PASSAGE TO READ »
■ ■ ■ ■

The Household of the Duke of York provided administrative support for the royal duties of Prince Andrew, Duke of York, along with his immediate family. From 1971, Prince Andrew (then aged 11 years), had the assistance of one of the Queen's equerries when required. The first was Sqn Ldr Peter Beer, who served until he was replaced by Maj. George Broke Royal Artillery in 1974, and Lt Cdr Robert Guy RN in 1977.

It was only with the appointment in 1980 of Sqn Ldr Adam Wise, that the Prince could be said to have acquired the assistance of his own staff – although he was still shared with the Queen and Prince Edward. In 1983, Wise was promoted to wing commander and appointed Private Secretary to Princes Andrew and Edward, severing his link with The Royal Household. He left the Duke of York's service in 1987, when Lt Col. Sean O'Dwyer was appointed – also jointly with Prince Edward.

■ ■ ■ ■

DATASET RECORDS »
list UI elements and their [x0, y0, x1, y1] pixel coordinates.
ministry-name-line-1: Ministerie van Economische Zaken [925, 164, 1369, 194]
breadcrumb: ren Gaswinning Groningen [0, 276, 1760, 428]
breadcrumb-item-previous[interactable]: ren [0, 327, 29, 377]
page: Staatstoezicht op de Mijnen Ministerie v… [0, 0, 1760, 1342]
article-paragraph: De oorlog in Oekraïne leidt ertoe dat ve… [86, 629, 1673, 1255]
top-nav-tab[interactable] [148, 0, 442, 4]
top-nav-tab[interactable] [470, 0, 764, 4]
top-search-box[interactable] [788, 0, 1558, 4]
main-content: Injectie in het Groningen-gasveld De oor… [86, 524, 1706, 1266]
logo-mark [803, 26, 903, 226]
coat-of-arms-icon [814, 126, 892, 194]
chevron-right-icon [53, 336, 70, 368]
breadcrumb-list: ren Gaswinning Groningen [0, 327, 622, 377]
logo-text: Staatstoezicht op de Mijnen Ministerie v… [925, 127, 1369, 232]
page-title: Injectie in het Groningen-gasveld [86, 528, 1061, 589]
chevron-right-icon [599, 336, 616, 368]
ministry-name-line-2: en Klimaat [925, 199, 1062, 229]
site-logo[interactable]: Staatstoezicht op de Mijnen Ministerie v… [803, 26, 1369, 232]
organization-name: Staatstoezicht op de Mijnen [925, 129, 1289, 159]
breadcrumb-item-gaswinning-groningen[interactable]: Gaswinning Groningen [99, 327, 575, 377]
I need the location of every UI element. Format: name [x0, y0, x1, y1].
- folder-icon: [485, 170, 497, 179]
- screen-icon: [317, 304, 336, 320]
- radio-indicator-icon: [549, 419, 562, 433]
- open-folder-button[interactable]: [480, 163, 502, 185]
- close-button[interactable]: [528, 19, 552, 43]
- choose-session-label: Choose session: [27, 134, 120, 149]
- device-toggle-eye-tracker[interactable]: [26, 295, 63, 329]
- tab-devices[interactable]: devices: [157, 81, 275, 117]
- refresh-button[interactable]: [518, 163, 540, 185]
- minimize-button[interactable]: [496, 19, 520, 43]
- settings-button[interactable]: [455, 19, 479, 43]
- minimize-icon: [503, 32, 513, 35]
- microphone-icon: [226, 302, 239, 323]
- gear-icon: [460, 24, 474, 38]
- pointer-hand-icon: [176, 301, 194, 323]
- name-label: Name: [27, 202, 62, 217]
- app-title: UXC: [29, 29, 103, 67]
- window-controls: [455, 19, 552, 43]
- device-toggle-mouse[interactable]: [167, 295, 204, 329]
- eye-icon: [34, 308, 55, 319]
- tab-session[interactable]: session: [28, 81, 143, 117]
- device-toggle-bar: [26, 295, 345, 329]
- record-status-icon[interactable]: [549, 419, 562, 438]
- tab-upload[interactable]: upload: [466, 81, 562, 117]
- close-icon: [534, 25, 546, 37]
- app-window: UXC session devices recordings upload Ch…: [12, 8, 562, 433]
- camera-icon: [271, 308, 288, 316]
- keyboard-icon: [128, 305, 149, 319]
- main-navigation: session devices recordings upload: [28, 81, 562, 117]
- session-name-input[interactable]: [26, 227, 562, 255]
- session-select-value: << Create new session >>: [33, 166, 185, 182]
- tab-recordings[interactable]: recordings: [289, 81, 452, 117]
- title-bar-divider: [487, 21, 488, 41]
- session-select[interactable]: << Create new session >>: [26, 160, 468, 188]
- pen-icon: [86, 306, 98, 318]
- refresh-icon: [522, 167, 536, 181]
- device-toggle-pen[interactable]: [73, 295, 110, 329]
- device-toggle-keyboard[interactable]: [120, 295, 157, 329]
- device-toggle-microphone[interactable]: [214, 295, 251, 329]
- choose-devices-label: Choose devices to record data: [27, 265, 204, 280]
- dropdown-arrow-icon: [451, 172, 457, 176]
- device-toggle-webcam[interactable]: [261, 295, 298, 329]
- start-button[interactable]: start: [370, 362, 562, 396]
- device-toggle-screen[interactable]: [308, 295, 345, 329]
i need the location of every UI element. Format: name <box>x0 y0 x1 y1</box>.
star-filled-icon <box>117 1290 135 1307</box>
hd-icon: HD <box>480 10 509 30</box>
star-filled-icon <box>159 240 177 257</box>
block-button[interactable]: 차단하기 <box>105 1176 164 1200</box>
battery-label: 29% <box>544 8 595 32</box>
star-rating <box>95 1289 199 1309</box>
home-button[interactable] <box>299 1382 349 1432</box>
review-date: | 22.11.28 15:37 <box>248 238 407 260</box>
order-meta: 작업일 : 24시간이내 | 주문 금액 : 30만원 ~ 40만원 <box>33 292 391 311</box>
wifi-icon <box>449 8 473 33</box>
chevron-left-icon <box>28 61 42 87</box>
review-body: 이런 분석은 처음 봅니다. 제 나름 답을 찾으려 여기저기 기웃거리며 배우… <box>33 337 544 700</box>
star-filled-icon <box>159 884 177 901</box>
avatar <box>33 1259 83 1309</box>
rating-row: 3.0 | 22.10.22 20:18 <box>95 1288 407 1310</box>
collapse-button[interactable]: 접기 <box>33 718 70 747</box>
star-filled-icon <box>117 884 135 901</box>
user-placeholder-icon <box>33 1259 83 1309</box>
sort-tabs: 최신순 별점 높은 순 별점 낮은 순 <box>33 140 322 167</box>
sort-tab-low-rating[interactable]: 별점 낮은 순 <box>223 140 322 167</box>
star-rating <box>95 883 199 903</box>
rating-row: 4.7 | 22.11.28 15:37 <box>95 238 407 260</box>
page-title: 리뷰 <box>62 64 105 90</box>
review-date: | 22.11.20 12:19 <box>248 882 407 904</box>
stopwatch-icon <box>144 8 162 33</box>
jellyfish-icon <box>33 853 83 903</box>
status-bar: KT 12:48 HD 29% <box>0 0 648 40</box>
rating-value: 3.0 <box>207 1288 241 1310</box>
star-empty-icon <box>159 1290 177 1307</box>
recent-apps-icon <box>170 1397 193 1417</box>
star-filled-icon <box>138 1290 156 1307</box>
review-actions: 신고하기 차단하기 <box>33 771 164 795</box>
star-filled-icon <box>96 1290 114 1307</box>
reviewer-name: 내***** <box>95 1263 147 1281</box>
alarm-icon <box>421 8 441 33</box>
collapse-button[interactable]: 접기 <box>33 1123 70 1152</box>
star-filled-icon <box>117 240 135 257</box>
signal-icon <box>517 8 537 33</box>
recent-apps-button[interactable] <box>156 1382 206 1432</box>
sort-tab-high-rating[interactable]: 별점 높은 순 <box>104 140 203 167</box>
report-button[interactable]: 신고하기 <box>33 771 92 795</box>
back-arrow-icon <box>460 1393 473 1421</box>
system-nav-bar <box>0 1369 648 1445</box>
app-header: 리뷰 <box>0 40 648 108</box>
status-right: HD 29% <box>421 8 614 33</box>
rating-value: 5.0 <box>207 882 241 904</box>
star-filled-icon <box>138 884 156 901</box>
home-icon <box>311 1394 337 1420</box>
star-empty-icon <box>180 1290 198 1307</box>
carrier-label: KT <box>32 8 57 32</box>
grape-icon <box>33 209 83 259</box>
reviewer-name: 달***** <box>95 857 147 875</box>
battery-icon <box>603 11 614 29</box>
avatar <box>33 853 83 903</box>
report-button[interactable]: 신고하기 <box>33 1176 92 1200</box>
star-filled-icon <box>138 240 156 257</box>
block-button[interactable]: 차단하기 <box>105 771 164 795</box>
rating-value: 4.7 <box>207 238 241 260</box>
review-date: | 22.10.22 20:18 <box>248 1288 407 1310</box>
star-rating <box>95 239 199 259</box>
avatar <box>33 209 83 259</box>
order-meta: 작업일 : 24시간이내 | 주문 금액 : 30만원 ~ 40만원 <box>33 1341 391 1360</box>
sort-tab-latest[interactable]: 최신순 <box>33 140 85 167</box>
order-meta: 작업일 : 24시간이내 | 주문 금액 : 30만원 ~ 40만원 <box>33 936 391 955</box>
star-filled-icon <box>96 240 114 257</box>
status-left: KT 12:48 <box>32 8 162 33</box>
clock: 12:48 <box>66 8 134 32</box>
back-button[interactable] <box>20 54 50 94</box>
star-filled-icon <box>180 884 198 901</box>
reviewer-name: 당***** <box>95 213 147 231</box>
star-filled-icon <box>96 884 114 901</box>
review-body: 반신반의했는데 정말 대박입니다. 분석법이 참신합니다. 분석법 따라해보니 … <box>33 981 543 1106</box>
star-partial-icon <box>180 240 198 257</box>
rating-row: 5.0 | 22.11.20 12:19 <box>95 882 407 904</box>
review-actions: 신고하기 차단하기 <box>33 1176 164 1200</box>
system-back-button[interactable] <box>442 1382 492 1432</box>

■ ■ ■ ■

WHAT IS ASKED »
#1 Write out the passage on the Duke of York's household word for word, starting at "The Household of" and ending at "with Prince Edward.".
#2 In the passage on the Duke of York's household, who was appointed when Adam Wise left the Duke's service in 1987?

SOLUTIONS BY TASK »
#1
The Household of the Duke of York provided administrative support for the royal duties of Prince Andrew, Duke of York, along with his immediate family. From 1971, Prince Andrew (then aged 11 years), had the assistance of one of the Queen's equerries when required. The first was Sqn Ldr Peter Beer, who served until he was replaced by Maj. George Broke Royal Artillery in 1974, and Lt Cdr Robert Guy RN in 1977.

It was only with the appointment in 1980 of Sqn Ldr Adam Wise, that the Prince could be said to have acquired the assistance of his own staff – although he was still shared with the Queen and Prince Edward. In 1983, Wise was promoted to wing commander and appointed Private Secretary to Princes Andrew and Edward, severing his link with The Royal Household. He left the Duke of York's service in 1987, when Lt Col. Sean O'Dwyer was appointed – also jointly with Prince Edward.

#2 Lt Col. Sean O'Dwyer